- Description of the task
Give a verbatim quotation of every record.

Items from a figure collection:

════════════════════

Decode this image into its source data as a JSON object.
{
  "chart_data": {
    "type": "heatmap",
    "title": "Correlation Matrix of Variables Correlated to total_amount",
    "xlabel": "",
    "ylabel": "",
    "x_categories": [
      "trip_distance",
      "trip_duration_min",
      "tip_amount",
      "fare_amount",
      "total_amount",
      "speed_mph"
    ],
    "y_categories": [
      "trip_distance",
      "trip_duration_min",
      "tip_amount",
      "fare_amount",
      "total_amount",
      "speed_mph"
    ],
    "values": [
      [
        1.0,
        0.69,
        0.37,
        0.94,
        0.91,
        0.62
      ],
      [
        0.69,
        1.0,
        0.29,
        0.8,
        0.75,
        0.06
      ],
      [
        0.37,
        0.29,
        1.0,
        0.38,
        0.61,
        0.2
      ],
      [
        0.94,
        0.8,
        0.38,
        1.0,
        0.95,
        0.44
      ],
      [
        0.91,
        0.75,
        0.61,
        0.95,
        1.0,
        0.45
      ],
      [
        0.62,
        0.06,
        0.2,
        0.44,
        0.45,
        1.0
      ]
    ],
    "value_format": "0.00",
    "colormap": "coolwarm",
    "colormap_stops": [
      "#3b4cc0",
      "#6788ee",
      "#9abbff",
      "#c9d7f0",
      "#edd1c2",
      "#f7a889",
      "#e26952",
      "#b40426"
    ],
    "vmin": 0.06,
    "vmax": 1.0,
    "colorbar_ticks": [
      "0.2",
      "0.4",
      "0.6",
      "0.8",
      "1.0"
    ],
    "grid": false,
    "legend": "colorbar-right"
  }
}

════════════════════

- Response to the exercise
Decode this image into its source data as a JSON object.
{
  "chart_data": {
    "type": "heatmap",
    "title": "Correlation Matrix of Variables Correlated to total_amount",
    "xlabel": "",
    "ylabel": "",
    "x_categories": [
      "trip_distance",
      "trip_duration_min",
      "tip_amount",
      "fare_amount",
      "total_amount",
      "speed_mph"
    ],
    "y_categories": [
      "trip_distance",
      "trip_duration_min",
      "tip_amount",
      "fare_amount",
      "total_amount",
      "speed_mph"
    ],
    "values": [
      [
        1.0,
        0.69,
        0.37,
        0.94,
        0.91,
        0.62
      ],
      [
        0.69,
        1.0,
        0.29,
        0.8,
        0.75,
        0.06
      ],
      [
        0.37,
        0.29,
        1.0,
        0.38,
        0.61,
        0.2
      ],
      [
        0.94,
        0.8,
        0.38,
        1.0,
        0.95,
        0.44
      ],
      [
        0.91,
        0.75,
        0.61,
        0.95,
        1.0,
        0.45
      ],
      [
        0.62,
        0.06,
        0.2,
        0.44,
        0.45,
        1.0
      ]
    ],
    "value_format": "0.00",
    "colormap": "coolwarm",
    "colormap_stops": [
      "#3b4cc0",
      "#6788ee",
      "#9abbff",
      "#c9d7f0",
      "#edd1c2",
      "#f7a889",
      "#e26952",
      "#b40426"
    ],
    "vmin": 0.06,
    "vmax": 1.0,
    "colorbar_ticks": [
      "0.2",
      "0.4",
      "0.6",
      "0.8",
      "1.0"
    ],
    "grid": false,
    "legend": "colorbar-right"
  }
}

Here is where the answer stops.